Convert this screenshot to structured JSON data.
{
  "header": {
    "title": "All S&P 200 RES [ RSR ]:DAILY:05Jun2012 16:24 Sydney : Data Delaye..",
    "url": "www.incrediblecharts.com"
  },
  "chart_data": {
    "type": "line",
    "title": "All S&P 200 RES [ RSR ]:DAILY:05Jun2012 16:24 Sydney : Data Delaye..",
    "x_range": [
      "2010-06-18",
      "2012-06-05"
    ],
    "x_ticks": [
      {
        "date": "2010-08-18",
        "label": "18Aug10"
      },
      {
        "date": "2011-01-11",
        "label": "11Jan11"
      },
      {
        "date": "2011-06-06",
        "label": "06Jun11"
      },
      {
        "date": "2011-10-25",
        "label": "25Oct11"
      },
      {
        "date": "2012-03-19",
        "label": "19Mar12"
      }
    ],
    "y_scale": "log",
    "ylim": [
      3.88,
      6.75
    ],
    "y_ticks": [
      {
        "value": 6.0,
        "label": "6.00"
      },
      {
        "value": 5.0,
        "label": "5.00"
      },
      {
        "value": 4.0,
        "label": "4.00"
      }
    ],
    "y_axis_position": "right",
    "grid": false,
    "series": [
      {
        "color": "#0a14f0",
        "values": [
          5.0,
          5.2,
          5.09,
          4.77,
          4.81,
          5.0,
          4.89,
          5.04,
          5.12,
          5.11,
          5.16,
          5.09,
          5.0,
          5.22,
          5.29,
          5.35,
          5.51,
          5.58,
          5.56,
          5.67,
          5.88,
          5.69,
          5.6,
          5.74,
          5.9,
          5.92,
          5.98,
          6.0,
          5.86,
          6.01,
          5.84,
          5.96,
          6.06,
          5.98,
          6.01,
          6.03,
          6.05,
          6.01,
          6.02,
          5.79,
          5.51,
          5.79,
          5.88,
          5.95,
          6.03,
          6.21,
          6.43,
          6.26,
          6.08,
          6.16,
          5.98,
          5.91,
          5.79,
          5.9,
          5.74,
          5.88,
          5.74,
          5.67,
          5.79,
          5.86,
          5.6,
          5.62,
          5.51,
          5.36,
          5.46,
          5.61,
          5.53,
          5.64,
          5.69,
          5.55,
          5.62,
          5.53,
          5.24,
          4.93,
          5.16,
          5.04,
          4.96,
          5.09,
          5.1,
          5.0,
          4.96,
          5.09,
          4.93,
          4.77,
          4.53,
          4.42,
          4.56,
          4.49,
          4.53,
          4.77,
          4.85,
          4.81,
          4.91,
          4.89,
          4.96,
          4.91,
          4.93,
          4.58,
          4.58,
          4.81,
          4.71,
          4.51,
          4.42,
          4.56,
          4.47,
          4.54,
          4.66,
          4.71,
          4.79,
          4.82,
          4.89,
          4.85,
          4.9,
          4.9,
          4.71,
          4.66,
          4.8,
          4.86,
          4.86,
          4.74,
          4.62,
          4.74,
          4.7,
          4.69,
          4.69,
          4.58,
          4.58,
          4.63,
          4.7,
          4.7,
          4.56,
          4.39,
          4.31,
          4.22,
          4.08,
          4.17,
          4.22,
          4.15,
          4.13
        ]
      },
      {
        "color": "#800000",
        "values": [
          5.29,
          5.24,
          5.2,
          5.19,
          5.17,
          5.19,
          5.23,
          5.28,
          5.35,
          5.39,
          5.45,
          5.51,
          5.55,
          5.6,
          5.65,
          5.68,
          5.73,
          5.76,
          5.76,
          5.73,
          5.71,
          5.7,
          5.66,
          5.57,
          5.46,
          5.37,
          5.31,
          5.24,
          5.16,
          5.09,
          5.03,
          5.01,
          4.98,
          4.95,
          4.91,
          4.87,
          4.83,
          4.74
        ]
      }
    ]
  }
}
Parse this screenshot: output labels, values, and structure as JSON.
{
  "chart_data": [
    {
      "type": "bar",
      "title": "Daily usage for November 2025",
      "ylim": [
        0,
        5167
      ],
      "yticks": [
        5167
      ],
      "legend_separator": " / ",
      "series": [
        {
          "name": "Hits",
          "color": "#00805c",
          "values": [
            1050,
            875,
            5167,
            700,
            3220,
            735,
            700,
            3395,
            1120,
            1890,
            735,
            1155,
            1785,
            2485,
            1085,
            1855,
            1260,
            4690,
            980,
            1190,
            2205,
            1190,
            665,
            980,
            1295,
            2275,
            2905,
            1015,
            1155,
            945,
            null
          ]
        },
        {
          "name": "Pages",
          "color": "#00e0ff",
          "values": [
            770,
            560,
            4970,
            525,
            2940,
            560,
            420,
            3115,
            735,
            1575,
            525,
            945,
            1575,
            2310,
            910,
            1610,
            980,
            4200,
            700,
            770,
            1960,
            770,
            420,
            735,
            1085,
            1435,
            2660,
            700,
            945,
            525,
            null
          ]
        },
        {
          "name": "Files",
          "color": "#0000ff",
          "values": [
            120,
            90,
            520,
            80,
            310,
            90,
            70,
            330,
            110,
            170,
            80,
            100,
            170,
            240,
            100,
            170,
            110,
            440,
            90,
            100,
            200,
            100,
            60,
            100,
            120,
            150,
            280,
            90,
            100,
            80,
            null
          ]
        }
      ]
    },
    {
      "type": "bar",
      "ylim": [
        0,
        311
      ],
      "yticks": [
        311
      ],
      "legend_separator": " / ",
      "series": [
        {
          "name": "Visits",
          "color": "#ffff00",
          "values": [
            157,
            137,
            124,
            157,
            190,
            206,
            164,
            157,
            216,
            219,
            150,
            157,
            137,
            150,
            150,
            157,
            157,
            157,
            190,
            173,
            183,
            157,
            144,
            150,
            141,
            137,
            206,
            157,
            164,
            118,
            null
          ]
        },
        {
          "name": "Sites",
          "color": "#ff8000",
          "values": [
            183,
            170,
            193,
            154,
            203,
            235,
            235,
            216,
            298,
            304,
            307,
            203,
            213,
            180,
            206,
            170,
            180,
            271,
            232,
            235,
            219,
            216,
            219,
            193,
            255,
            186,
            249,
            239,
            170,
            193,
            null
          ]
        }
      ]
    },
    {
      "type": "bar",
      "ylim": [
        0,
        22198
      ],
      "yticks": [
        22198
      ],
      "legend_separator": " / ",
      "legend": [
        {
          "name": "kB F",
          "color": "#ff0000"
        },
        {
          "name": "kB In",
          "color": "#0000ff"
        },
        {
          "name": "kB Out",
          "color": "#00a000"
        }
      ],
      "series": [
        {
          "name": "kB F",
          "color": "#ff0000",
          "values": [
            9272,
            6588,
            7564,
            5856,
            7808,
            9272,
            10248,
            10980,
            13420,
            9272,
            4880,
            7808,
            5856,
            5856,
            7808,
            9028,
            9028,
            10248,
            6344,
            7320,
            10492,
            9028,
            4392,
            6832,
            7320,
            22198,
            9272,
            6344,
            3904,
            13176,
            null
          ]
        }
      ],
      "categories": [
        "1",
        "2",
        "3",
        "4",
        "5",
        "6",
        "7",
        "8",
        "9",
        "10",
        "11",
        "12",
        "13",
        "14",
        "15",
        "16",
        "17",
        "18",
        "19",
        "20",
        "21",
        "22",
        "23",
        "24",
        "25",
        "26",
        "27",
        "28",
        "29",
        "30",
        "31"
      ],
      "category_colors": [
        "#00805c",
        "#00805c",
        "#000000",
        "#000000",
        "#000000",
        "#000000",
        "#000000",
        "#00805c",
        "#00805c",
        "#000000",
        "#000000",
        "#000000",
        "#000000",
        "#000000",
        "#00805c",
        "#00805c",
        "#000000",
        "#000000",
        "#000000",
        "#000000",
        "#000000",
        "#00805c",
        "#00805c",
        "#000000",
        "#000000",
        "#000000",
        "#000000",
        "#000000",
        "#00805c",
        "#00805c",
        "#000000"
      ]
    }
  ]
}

* TASK BRIEF:
Each line of the listing should be echoed back exactly.

* THE REPLY:
Convert this screenshot to structured JSON data.
{
  "header": {
    "title": "All S&P 200 RES [ RSR ]:DAILY:05Jun2012 16:24 Sydney : Data Delaye..",
    "url": "www.incrediblecharts.com"
  },
  "chart_data": {
    "type": "line",
    "title": "All S&P 200 RES [ RSR ]:DAILY:05Jun2012 16:24 Sydney : Data Delaye..",
    "x_range": [
      "2010-06-18",
      "2012-06-05"
    ],
    "x_ticks": [
      {
        "date": "2010-08-18",
        "label": "18Aug10"
      },
      {
        "date": "2011-01-11",
        "label": "11Jan11"
      },
      {
        "date": "2011-06-06",
        "label": "06Jun11"
      },
      {
        "date": "2011-10-25",
        "label": "25Oct11"
      },
      {
        "date": "2012-03-19",
        "label": "19Mar12"
      }
    ],
    "y_scale": "log",
    "ylim": [
      3.88,
      6.75
    ],
    "y_ticks": [
      {
        "value": 6.0,
        "label": "6.00"
      },
      {
        "value": 5.0,
        "label": "5.00"
      },
      {
        "value": 4.0,
        "label": "4.00"
      }
    ],
    "y_axis_position": "right",
    "grid": false,
    "series": [
      {
        "color": "#0a14f0",
        "values": [
          5.0,
          5.2,
          5.09,
          4.77,
          4.81,
          5.0,
          4.89,
          5.04,
          5.12,
          5.11,
          5.16,
          5.09,
          5.0,
          5.22,
          5.29,
          5.35,
          5.51,
          5.58,
          5.56,
          5.67,
          5.88,
          5.69,
          5.6,
          5.74,
          5.9,
          5.92,
          5.98,
          6.0,
          5.86,
          6.01,
          5.84,
          5.96,
          6.06,
          5.98,
          6.01,
          6.03,
          6.05,
          6.01,
          6.02,
          5.79,
          5.51,
          5.79,
          5.88,
          5.95,
          6.03,
          6.21,
          6.43,
          6.26,
          6.08,
          6.16,
          5.98,
          5.91,
          5.79,
          5.9,
          5.74,
          5.88,
          5.74,
          5.67,
          5.79,
          5.86,
          5.6,
          5.62,
          5.51,
          5.36,
          5.46,
          5.61,
          5.53,
          5.64,
          5.69,
          5.55,
          5.62,
          5.53,
          5.24,
          4.93,
          5.16,
          5.04,
          4.96,
          5.09,
          5.1,
          5.0,
          4.96,
          5.09,
          4.93,
          4.77,
          4.53,
          4.42,
          4.56,
          4.49,
          4.53,
          4.77,
          4.85,
          4.81,
          4.91,
          4.89,
          4.96,
          4.91,
          4.93,
          4.58,
          4.58,
          4.81,
          4.71,
          4.51,
          4.42,
          4.56,
          4.47,
          4.54,
          4.66,
          4.71,
          4.79,
          4.82,
          4.89,
          4.85,
          4.9,
          4.9,
          4.71,
          4.66,
          4.8,
          4.86,
          4.86,
          4.74,
          4.62,
          4.74,
          4.7,
          4.69,
          4.69,
          4.58,
          4.58,
          4.63,
          4.7,
          4.7,
          4.56,
          4.39,
          4.31,
          4.22,
          4.08,
          4.17,
          4.22,
          4.15,
          4.13
        ]
      },
      {
        "color": "#800000",
        "values": [
          5.29,
          5.24,
          5.2,
          5.19,
          5.17,
          5.19,
          5.23,
          5.28,
          5.35,
          5.39,
          5.45,
          5.51,
          5.55,
          5.6,
          5.65,
          5.68,
          5.73,
          5.76,
          5.76,
          5.73,
          5.71,
          5.7,
          5.66,
          5.57,
          5.46,
          5.37,
          5.31,
          5.24,
          5.16,
          5.09,
          5.03,
          5.01,
          4.98,
          4.95,
          4.91,
          4.87,
          4.83,
          4.74
        ]
      }
    ]
  }
}
Parse this screenshot: output labels, values, and structure as JSON.
{
  "chart_data": [
    {
      "type": "bar",
      "title": "Daily usage for November 2025",
      "ylim": [
        0,
        5167
      ],
      "yticks": [
        5167
      ],
      "legend_separator": " / ",
      "series": [
        {
          "name": "Hits",
          "color": "#00805c",
          "values": [
            1050,
            875,
            5167,
            700,
            3220,
            735,
            700,
            3395,
            1120,
            1890,
            735,
            1155,
            1785,
            2485,
            1085,
            1855,
            1260,
            4690,
            980,
            1190,
            2205,
            1190,
            665,
            980,
            1295,
            2275,
            2905,
            1015,
            1155,
            945,
            null
          ]
        },
        {
          "name": "Pages",
          "color": "#00e0ff",
          "values": [
            770,
            560,
            4970,
            525,
            2940,
            560,
            420,
            3115,
            735,
            1575,
            525,
            945,
            1575,
            2310,
            910,
            1610,
            980,
            4200,
            700,
            770,
            1960,
            770,
            420,
            735,
            1085,
            1435,
            2660,
            700,
            945,
            525,
            null
          ]
        },
        {
          "name": "Files",
          "color": "#0000ff",
          "values": [
            120,
            90,
            520,
            80,
            310,
            90,
            70,
            330,
            110,
            170,
            80,
            100,
            170,
            240,
            100,
            170,
            110,
            440,
            90,
            100,
            200,
            100,
            60,
            100,
            120,
            150,
            280,
            90,
            100,
            80,
            null
          ]
        }
      ]
    },
    {
      "type": "bar",
      "ylim": [
        0,
        311
      ],
      "yticks": [
        311
      ],
      "legend_separator": " / ",
      "series": [
        {
          "name": "Visits",
          "color": "#ffff00",
          "values": [
            157,
            137,
            124,
            157,
            190,
            206,
            164,
            157,
            216,
            219,
            150,
            157,
            137,
            150,
            150,
            157,
            157,
            157,
            190,
            173,
            183,
            157,
            144,
            150,
            141,
            137,
            206,
            157,
            164,
            118,
            null
          ]
        },
        {
          "name": "Sites",
          "color": "#ff8000",
          "values": [
            183,
            170,
            193,
            154,
            203,
            235,
            235,
            216,
            298,
            304,
            307,
            203,
            213,
            180,
            206,
            170,
            180,
            271,
            232,
            235,
            219,
            216,
            219,
            193,
            255,
            186,
            249,
            239,
            170,
            193,
            null
          ]
        }
      ]
    },
    {
      "type": "bar",
      "ylim": [
        0,
        22198
      ],
      "yticks": [
        22198
      ],
      "legend_separator": " / ",
      "legend": [
        {
          "name": "kB F",
          "color": "#ff0000"
        },
        {
          "name": "kB In",
          "color": "#0000ff"
        },
        {
          "name": "kB Out",
          "color": "#00a000"
        }
      ],
      "series": [
        {
          "name": "kB F",
          "color": "#ff0000",
          "values": [
            9272,
            6588,
            7564,
            5856,
            7808,
            9272,
            10248,
            10980,
            13420,
            9272,
            4880,
            7808,
            5856,
            5856,
            7808,
            9028,
            9028,
            10248,
            6344,
            7320,
            10492,
            9028,
            4392,
            6832,
            7320,
            22198,
            9272,
            6344,
            3904,
            13176,
            null
          ]
        }
      ],
      "categories": [
        "1",
        "2",
        "3",
        "4",
        "5",
        "6",
        "7",
        "8",
        "9",
        "10",
        "11",
        "12",
        "13",
        "14",
        "15",
        "16",
        "17",
        "18",
        "19",
        "20",
        "21",
        "22",
        "23",
        "24",
        "25",
        "26",
        "27",
        "28",
        "29",
        "30",
        "31"
      ],
      "category_colors": [
        "#00805c",
        "#00805c",
        "#000000",
        "#000000",
        "#000000",
        "#000000",
        "#000000",
        "#00805c",
        "#00805c",
        "#000000",
        "#000000",
        "#000000",
        "#000000",
        "#000000",
        "#00805c",
        "#00805c",
        "#000000",
        "#000000",
        "#000000",
        "#000000",
        "#000000",
        "#00805c",
        "#00805c",
        "#000000",
        "#000000",
        "#000000",
        "#000000",
        "#000000",
        "#00805c",
        "#00805c",
        "#000000"
      ]
    }
  ]
}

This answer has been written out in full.